*Task statement*. Present the following entries again, word for word and in full.

*Given data*.

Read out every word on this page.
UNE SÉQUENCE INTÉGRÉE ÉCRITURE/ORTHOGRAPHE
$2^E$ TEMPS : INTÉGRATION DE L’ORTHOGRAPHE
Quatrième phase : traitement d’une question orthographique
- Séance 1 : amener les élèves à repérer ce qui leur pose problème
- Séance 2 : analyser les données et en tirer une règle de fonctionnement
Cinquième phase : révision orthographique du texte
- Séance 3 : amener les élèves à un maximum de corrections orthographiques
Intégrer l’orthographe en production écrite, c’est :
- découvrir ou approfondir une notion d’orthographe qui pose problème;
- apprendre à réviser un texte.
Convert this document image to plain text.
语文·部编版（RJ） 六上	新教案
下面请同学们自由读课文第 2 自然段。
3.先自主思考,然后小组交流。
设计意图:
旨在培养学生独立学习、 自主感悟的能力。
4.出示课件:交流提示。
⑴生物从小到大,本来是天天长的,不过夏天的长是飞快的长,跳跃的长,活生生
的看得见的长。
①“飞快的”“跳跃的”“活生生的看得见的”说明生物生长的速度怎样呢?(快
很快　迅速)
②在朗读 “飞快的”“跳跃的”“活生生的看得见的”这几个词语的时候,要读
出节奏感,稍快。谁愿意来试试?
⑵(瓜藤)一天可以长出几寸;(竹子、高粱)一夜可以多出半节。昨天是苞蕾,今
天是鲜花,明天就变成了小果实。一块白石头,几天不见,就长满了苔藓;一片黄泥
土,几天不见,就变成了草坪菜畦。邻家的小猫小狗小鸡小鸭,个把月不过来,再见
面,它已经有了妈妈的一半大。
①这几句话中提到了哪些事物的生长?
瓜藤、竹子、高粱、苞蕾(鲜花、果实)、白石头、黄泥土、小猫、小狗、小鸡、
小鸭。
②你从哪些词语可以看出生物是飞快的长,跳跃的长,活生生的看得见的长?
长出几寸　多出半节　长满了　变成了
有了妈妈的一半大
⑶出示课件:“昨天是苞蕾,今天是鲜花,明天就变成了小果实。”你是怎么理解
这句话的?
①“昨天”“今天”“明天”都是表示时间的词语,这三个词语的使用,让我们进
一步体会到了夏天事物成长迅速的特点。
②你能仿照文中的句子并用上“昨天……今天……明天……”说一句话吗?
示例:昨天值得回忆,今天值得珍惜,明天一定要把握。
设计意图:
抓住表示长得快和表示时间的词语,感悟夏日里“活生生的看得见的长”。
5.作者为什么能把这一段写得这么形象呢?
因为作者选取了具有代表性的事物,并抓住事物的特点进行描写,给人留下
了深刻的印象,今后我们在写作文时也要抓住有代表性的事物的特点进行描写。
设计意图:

*Completed exercise*.
Read out every word on this page.
UNE SÉQUENCE INTÉGRÉE ÉCRITURE/ORTHOGRAPHE
$2^E$ TEMPS : INTÉGRATION DE L’ORTHOGRAPHE
Quatrième phase : traitement d’une question orthographique
- Séance 1 : amener les élèves à repérer ce qui leur pose problème
- Séance 2 : analyser les données et en tirer une règle de fonctionnement
Cinquième phase : révision orthographique du texte
- Séance 3 : amener les élèves à un maximum de corrections orthographiques
Intégrer l’orthographe en production écrite, c’est :
- découvrir ou approfondir une notion d’orthographe qui pose problème;
- apprendre à réviser un texte.
Convert this document image to plain text.
语文·部编版（RJ） 六上	新教案
下面请同学们自由读课文第 2 自然段。
3.先自主思考,然后小组交流。
设计意图:
旨在培养学生独立学习、 自主感悟的能力。
4.出示课件:交流提示。
⑴生物从小到大,本来是天天长的,不过夏天的长是飞快的长,跳跃的长,活生生
的看得见的长。
①“飞快的”“跳跃的”“活生生的看得见的”说明生物生长的速度怎样呢?(快
很快　迅速)
②在朗读 “飞快的”“跳跃的”“活生生的看得见的”这几个词语的时候,要读
出节奏感,稍快。谁愿意来试试?
⑵(瓜藤)一天可以长出几寸;(竹子、高粱)一夜可以多出半节。昨天是苞蕾,今
天是鲜花,明天就变成了小果实。一块白石头,几天不见,就长满了苔藓;一片黄泥
土,几天不见,就变成了草坪菜畦。邻家的小猫小狗小鸡小鸭,个把月不过来,再见
面,它已经有了妈妈的一半大。
①这几句话中提到了哪些事物的生长?
瓜藤、竹子、高粱、苞蕾(鲜花、果实)、白石头、黄泥土、小猫、小狗、小鸡、
小鸭。
②你从哪些词语可以看出生物是飞快的长,跳跃的长,活生生的看得见的长?
长出几寸　多出半节　长满了　变成了
有了妈妈的一半大
⑶出示课件:“昨天是苞蕾,今天是鲜花,明天就变成了小果实。”你是怎么理解
这句话的?
①“昨天”“今天”“明天”都是表示时间的词语,这三个词语的使用,让我们进
一步体会到了夏天事物成长迅速的特点。
②你能仿照文中的句子并用上“昨天……今天……明天……”说一句话吗?
示例:昨天值得回忆,今天值得珍惜,明天一定要把握。
设计意图:
抓住表示长得快和表示时间的词语,感悟夏日里“活生生的看得见的长”。
5.作者为什么能把这一段写得这么形象呢?
因为作者选取了具有代表性的事物,并抓住事物的特点进行描写,给人留下
了深刻的印象,今后我们在写作文时也要抓住有代表性的事物的特点进行描写。
设计意图:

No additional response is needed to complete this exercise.